▸ **Work to be completed**: Write out the listing word for word, from its start up to and including the line with "sync-toggle-passwords[interactable] [1639, 1196, 1688, 1220]".

Stored entries
---

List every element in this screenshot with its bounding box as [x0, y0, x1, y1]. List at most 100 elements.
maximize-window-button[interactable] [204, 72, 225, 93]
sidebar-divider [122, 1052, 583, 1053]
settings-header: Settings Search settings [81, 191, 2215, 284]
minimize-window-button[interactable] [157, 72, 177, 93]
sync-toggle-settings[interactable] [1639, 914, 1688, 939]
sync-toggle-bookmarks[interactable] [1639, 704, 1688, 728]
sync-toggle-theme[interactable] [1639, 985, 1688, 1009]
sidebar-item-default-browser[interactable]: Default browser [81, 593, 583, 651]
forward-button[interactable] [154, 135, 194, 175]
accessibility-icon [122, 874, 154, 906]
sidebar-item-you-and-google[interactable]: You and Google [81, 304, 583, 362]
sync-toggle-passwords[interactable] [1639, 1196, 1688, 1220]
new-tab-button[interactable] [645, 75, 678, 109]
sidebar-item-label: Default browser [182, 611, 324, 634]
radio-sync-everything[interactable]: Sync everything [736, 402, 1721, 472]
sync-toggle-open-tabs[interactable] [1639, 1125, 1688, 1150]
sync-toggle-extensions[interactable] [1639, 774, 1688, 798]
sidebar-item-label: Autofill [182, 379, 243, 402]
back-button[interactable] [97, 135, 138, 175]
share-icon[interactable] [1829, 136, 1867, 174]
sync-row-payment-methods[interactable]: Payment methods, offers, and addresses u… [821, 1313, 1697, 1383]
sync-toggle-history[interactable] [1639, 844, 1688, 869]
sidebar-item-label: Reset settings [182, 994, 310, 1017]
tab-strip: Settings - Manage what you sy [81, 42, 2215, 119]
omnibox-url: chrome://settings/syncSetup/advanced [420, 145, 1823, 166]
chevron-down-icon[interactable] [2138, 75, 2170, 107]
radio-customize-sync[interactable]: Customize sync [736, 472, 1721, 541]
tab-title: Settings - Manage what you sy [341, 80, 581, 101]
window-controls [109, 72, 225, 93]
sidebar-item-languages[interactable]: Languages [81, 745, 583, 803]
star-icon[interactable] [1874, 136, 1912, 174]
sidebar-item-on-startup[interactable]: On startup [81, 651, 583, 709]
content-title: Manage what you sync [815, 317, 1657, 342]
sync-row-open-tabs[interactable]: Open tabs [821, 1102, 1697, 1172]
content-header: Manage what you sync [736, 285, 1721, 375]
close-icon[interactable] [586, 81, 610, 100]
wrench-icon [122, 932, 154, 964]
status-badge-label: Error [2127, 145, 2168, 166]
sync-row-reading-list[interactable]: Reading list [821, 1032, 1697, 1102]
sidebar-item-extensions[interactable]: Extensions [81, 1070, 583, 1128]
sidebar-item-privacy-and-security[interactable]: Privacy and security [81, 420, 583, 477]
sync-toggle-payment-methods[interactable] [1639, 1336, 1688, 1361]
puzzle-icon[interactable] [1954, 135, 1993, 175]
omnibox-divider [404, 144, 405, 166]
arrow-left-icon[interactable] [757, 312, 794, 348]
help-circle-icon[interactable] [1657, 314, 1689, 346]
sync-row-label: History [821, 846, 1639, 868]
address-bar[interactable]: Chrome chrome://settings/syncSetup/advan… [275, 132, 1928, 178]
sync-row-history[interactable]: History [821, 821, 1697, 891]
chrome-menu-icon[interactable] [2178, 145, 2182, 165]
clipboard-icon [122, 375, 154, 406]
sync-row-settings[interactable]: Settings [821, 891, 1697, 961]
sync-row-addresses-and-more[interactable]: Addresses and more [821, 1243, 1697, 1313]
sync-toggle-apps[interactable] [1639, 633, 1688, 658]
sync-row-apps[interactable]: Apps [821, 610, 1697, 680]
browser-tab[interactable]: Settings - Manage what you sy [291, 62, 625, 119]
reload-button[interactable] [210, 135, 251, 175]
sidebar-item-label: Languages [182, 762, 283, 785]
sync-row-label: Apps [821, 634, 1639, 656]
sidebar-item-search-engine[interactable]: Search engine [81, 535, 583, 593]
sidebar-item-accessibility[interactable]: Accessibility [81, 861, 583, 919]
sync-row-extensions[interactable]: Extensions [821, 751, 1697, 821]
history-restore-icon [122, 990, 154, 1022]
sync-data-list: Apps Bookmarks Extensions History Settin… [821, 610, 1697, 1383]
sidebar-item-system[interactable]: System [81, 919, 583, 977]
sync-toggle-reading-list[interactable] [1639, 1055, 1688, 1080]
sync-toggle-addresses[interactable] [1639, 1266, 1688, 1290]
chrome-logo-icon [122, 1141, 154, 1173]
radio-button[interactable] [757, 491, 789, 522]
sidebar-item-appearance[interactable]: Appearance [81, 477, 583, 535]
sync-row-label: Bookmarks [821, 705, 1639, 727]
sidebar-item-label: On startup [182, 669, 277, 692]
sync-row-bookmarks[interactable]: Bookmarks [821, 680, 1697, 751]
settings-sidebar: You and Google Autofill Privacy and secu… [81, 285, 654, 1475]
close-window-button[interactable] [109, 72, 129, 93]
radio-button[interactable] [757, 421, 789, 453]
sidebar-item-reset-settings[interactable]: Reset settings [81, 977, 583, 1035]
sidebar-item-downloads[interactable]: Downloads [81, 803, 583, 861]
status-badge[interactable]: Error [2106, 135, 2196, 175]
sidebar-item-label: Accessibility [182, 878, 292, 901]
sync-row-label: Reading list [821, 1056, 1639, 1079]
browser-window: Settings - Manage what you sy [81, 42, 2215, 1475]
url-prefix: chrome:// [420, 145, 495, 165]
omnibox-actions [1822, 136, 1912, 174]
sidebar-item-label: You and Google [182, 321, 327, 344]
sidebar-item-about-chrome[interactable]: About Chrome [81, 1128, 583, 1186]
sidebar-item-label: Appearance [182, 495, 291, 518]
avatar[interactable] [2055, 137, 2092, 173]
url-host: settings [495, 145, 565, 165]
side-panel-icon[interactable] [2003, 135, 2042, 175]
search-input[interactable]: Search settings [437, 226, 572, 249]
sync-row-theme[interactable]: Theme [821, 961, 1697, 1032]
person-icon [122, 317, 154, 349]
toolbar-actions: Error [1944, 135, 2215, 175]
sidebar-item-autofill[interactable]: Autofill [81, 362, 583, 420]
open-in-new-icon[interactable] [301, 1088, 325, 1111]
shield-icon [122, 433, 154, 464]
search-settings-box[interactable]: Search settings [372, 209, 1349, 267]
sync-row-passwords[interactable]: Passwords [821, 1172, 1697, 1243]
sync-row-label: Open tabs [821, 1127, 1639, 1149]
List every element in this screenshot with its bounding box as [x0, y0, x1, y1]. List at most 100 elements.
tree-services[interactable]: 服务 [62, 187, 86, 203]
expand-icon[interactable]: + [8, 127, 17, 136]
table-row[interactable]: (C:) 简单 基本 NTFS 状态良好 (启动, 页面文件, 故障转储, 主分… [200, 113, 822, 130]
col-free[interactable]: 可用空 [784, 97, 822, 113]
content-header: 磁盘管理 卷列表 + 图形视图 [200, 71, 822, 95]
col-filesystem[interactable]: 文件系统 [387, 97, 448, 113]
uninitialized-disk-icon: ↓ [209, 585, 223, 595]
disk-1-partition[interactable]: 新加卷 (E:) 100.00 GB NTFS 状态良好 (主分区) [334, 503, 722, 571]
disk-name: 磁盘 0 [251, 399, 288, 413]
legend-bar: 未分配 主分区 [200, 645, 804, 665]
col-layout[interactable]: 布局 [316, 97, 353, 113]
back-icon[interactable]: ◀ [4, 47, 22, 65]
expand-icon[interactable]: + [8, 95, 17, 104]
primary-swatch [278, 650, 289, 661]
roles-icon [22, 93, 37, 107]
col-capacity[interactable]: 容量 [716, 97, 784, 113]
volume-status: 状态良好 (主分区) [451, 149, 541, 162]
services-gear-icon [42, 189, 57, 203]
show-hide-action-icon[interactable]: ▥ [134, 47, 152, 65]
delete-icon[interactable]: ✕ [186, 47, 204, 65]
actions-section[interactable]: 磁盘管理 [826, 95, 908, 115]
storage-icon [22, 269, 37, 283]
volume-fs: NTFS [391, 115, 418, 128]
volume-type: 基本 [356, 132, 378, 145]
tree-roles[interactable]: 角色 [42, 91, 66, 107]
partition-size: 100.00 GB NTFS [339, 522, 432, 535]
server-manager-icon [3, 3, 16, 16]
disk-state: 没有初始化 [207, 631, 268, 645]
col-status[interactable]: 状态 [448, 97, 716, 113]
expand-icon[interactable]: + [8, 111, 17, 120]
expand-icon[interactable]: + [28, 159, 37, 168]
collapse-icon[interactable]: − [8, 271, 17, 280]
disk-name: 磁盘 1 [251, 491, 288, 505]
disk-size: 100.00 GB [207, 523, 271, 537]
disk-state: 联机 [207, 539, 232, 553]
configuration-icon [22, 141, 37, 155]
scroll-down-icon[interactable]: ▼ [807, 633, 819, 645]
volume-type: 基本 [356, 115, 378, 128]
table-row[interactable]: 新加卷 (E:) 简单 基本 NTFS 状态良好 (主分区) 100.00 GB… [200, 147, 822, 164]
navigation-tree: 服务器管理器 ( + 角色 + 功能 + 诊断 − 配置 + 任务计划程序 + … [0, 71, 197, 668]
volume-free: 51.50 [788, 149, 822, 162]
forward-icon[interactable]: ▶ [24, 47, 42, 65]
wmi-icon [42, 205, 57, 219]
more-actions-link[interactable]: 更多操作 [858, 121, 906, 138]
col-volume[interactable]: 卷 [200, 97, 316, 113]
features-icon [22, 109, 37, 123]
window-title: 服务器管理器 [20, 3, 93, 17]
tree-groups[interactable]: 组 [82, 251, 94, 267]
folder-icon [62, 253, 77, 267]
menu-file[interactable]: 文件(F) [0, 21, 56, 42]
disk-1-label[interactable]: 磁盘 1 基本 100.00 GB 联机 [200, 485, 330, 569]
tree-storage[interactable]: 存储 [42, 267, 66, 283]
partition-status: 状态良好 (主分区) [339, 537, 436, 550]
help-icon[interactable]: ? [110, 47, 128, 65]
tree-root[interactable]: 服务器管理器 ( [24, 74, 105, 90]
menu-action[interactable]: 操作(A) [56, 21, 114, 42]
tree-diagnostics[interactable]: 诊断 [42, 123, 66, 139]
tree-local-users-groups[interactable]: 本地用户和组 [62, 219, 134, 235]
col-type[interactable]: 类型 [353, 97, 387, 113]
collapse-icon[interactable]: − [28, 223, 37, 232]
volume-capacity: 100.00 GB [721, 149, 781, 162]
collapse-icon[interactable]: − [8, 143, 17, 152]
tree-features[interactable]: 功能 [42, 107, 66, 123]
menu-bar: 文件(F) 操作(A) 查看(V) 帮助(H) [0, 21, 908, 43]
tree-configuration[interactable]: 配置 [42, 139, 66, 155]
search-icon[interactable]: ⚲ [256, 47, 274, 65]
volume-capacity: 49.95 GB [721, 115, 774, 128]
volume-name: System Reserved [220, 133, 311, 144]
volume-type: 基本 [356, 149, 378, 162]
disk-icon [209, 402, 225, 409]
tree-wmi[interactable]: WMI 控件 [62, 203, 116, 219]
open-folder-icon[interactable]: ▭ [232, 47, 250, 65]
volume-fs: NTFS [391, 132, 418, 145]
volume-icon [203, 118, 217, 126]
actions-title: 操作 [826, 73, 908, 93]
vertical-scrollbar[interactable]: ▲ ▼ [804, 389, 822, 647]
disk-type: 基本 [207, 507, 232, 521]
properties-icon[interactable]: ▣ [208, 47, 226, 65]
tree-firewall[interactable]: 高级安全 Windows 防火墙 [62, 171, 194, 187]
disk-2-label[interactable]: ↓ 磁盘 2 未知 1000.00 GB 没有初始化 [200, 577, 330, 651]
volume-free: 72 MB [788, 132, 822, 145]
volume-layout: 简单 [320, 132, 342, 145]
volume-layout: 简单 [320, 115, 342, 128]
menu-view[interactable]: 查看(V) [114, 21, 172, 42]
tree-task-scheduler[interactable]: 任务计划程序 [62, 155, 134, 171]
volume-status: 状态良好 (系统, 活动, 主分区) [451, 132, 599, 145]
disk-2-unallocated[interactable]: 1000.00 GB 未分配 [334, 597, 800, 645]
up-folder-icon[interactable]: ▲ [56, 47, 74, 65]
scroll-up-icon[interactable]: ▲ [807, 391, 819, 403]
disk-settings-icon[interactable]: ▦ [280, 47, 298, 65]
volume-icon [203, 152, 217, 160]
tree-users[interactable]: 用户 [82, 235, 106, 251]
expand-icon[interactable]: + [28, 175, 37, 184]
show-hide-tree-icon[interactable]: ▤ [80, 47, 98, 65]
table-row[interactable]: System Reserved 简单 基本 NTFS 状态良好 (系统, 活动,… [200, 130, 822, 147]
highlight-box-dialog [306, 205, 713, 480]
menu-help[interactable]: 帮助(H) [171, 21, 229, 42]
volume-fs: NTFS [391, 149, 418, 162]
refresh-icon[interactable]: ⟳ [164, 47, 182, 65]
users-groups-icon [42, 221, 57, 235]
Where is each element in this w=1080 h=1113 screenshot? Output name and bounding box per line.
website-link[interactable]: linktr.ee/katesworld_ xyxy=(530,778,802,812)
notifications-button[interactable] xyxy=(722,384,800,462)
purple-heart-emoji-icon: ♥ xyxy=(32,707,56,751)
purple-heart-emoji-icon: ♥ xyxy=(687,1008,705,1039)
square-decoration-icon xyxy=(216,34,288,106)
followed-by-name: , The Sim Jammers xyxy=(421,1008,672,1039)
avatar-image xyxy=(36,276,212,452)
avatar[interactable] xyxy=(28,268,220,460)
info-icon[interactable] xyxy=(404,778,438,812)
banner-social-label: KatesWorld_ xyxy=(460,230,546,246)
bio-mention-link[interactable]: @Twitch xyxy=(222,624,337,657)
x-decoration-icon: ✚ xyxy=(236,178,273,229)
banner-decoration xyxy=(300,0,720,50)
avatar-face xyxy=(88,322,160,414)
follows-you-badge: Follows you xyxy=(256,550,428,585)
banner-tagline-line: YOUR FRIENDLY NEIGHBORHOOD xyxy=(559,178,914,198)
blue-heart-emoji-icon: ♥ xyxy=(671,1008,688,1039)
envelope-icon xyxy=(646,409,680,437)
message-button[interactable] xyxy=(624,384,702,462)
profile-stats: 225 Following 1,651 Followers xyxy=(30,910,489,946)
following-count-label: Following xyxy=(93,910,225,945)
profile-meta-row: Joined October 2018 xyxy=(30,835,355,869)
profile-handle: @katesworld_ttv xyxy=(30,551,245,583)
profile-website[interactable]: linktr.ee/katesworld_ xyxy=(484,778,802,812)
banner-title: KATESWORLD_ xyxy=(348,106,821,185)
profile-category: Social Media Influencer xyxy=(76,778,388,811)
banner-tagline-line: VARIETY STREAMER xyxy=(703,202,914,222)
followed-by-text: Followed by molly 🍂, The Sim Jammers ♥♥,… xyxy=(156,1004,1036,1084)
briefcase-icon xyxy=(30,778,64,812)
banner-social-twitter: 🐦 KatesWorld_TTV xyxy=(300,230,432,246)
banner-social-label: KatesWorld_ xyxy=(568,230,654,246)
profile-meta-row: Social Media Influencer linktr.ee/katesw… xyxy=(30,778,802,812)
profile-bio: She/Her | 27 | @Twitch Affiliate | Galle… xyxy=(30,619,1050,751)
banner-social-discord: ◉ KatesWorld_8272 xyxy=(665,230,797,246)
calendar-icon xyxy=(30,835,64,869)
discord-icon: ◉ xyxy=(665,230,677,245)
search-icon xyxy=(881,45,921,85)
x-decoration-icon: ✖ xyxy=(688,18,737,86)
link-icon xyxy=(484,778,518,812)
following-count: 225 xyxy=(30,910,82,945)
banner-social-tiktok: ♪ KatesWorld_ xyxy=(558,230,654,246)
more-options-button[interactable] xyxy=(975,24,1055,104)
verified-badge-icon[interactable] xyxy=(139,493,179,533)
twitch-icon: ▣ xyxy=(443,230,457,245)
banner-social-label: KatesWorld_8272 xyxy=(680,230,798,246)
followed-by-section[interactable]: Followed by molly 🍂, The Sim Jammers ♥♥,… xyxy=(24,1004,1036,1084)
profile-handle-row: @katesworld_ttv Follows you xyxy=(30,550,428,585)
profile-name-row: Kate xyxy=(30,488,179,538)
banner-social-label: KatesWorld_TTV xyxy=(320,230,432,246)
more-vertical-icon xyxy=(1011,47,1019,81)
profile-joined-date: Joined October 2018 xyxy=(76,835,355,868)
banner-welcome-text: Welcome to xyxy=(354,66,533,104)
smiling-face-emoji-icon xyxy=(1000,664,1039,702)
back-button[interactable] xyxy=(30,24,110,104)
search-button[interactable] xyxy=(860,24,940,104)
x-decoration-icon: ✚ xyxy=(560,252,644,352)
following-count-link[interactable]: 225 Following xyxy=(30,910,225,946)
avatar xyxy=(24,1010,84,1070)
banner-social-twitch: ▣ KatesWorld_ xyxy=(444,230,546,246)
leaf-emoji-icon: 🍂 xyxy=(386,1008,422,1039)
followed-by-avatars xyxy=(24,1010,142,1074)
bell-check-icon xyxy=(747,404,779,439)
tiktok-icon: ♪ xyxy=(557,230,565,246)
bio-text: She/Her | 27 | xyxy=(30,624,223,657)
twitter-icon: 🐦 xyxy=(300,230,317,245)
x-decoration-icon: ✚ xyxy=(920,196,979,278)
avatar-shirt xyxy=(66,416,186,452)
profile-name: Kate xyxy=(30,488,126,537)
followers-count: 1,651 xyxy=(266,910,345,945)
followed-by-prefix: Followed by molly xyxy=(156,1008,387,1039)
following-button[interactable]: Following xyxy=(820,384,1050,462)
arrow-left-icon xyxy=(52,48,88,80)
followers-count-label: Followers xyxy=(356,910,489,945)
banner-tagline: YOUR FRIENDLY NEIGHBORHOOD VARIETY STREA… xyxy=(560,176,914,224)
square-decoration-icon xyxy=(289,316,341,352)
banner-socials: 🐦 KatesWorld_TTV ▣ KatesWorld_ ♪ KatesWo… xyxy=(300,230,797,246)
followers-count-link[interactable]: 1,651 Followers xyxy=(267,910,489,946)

---

▸ **Task output**:
List every element in this screenshot with its bounding box as [x0, y0, x1, y1]. List at most 100 elements.
maximize-window-button[interactable] [204, 72, 225, 93]
sidebar-divider [122, 1052, 583, 1053]
settings-header: Settings Search settings [81, 191, 2215, 284]
minimize-window-button[interactable] [157, 72, 177, 93]
sync-toggle-settings[interactable] [1639, 914, 1688, 939]
sync-toggle-bookmarks[interactable] [1639, 704, 1688, 728]
sync-toggle-theme[interactable] [1639, 985, 1688, 1009]
sidebar-item-default-browser[interactable]: Default browser [81, 593, 583, 651]
forward-button[interactable] [154, 135, 194, 175]
accessibility-icon [122, 874, 154, 906]
sidebar-item-you-and-google[interactable]: You and Google [81, 304, 583, 362]
sync-toggle-passwords[interactable] [1639, 1196, 1688, 1220]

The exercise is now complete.